-- BEGIN --
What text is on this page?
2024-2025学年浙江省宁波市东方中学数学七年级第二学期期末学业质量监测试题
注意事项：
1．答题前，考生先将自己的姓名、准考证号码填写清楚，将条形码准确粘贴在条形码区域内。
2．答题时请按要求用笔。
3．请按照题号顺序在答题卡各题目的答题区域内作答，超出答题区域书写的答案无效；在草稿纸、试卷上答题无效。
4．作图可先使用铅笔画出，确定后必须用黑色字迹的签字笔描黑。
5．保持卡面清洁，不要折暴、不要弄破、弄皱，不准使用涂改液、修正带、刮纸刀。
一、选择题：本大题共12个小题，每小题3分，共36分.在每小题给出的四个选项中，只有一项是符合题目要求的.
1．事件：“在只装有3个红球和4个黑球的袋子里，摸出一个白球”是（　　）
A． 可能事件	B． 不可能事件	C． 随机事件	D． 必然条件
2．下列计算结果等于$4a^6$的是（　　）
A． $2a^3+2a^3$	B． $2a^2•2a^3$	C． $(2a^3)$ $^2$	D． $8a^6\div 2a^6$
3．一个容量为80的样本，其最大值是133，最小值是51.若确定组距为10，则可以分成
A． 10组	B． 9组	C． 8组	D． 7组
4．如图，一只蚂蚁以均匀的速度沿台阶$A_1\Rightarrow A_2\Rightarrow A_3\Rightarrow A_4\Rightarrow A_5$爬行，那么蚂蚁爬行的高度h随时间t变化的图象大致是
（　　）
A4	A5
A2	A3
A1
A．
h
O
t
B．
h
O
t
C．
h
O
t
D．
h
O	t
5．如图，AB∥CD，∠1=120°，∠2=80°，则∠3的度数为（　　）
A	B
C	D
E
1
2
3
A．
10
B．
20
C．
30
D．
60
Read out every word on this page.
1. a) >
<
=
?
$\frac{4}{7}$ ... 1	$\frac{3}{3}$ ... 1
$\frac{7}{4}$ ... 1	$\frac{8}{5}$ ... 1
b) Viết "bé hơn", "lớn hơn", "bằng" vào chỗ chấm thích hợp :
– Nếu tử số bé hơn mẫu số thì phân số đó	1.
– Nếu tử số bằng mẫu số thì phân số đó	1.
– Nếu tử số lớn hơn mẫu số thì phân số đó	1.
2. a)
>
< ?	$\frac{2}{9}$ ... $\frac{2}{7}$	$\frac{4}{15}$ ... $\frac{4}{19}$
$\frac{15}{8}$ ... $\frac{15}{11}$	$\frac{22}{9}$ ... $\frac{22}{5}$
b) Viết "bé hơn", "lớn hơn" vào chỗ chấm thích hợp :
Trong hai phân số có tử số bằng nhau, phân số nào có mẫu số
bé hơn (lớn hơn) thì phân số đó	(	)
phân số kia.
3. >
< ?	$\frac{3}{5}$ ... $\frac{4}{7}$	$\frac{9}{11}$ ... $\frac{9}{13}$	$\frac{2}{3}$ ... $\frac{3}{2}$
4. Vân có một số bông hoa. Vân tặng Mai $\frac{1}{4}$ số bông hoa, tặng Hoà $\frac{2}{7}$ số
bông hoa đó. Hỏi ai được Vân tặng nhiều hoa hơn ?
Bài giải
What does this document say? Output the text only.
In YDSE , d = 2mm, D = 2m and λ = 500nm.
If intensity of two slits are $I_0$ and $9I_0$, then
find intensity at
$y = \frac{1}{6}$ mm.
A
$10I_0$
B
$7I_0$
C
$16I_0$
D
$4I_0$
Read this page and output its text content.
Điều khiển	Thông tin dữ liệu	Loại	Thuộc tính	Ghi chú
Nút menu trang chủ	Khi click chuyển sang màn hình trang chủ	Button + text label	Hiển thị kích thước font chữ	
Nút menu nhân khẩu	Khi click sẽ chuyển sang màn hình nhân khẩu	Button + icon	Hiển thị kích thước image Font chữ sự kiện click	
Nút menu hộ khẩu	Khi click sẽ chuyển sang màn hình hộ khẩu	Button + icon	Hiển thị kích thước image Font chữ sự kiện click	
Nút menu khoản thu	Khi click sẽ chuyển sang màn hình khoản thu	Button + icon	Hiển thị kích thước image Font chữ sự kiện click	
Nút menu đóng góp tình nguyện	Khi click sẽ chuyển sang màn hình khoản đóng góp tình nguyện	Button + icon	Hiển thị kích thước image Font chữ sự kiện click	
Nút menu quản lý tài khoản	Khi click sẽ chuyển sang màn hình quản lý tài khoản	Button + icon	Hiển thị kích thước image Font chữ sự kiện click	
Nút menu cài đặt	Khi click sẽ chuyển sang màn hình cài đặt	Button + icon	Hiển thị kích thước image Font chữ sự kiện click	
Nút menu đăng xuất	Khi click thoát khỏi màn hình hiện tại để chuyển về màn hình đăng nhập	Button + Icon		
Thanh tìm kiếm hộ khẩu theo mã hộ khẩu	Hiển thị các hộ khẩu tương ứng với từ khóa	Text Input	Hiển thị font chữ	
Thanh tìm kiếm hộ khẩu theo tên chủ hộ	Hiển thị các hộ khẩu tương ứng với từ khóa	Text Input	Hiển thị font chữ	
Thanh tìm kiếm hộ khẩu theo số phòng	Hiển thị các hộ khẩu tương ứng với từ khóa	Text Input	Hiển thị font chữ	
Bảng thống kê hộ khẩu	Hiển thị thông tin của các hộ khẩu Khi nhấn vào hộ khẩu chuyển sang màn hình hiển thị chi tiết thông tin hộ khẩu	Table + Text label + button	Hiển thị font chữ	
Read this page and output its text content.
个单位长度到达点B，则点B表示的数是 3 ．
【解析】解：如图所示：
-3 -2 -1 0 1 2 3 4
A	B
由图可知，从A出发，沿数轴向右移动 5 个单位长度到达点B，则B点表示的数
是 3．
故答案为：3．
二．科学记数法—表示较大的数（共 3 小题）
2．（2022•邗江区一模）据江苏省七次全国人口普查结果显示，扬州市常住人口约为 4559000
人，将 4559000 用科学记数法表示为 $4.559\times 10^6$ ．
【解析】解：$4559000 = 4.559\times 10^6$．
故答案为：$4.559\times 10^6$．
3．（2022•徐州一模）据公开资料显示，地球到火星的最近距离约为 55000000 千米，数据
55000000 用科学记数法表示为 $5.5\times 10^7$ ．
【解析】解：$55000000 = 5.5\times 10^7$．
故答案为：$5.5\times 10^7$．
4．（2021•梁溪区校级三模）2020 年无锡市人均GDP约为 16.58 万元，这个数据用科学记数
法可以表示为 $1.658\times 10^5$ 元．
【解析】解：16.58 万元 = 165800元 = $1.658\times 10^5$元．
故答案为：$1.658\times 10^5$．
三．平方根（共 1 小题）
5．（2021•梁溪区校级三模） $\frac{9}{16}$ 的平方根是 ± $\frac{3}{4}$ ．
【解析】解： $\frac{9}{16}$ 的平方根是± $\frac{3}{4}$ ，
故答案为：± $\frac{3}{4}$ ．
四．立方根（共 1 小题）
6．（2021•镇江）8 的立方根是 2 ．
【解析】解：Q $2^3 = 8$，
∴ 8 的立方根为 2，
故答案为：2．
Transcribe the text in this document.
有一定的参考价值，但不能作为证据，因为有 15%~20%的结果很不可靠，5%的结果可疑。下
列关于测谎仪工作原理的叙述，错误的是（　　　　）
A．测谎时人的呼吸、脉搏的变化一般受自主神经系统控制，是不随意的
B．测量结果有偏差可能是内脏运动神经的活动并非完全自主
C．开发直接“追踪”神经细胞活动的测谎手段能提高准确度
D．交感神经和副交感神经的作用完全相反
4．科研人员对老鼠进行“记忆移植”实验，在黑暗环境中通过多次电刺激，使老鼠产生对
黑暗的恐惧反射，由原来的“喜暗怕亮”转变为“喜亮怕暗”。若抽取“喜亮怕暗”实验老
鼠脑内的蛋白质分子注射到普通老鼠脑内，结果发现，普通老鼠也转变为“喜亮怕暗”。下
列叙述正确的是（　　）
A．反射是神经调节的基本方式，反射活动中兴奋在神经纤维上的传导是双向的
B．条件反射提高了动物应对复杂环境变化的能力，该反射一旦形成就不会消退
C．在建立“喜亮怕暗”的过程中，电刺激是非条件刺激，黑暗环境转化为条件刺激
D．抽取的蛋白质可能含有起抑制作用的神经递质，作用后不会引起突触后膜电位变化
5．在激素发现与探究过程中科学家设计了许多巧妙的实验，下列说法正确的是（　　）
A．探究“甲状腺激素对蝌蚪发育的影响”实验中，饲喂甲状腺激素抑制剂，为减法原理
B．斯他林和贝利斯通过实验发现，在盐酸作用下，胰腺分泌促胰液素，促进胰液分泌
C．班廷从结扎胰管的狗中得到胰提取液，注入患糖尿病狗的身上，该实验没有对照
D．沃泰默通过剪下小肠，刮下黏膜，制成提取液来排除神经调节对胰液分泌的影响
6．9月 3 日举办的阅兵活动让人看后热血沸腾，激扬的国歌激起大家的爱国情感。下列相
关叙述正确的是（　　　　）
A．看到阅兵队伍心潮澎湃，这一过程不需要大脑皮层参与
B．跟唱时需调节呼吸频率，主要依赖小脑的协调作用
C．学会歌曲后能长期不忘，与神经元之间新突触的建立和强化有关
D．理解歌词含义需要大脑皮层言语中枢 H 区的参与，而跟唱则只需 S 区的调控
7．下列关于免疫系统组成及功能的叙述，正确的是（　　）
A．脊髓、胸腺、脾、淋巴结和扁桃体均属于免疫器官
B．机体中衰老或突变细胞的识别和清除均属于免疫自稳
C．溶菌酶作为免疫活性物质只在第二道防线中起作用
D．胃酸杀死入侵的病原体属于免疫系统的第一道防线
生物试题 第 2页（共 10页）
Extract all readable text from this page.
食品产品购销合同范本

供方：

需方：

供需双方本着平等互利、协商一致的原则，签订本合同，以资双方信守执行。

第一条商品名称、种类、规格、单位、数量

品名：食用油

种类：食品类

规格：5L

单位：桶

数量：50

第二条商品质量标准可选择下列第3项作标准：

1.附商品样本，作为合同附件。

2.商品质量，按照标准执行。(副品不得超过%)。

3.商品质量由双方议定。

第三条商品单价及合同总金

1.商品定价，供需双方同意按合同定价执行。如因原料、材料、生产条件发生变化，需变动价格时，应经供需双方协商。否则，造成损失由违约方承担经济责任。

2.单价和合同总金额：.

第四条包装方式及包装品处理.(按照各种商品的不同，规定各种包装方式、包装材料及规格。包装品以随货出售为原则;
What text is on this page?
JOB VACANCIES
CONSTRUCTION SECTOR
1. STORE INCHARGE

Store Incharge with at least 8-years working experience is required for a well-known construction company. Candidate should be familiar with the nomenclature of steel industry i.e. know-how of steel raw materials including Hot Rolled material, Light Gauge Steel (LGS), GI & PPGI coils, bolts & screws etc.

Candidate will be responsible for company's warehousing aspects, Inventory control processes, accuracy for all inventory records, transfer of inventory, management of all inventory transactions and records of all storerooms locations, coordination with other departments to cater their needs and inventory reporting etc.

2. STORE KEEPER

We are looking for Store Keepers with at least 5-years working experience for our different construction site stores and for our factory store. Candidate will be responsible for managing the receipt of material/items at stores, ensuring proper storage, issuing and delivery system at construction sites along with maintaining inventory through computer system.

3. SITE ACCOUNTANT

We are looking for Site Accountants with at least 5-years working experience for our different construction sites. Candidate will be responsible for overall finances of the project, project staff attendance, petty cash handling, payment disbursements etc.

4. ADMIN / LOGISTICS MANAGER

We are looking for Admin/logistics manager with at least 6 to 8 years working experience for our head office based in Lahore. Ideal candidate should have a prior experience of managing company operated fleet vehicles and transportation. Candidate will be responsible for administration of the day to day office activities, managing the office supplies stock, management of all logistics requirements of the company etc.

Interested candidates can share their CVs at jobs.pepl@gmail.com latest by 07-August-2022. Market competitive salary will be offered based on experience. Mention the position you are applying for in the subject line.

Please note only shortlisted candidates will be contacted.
-- END --
## EXERCISE DETAILS
Copy every line above that holds the word "khóa".

## RESULT
Thanh tìm kiếm hộ khẩu theo mã hộ khẩu	Hiển thị các hộ khẩu tương ứng với từ khóa	Text Input	Hiển thị font chữ	
Thanh tìm kiếm hộ khẩu theo tên chủ hộ	Hiển thị các hộ khẩu tương ứng với từ khóa	Text Input	Hiển thị font chữ	
Thanh tìm kiếm hộ khẩu theo số phòng	Hiển thị các hộ khẩu tương ứng với từ khóa	Text Input	Hiển thị font chữ	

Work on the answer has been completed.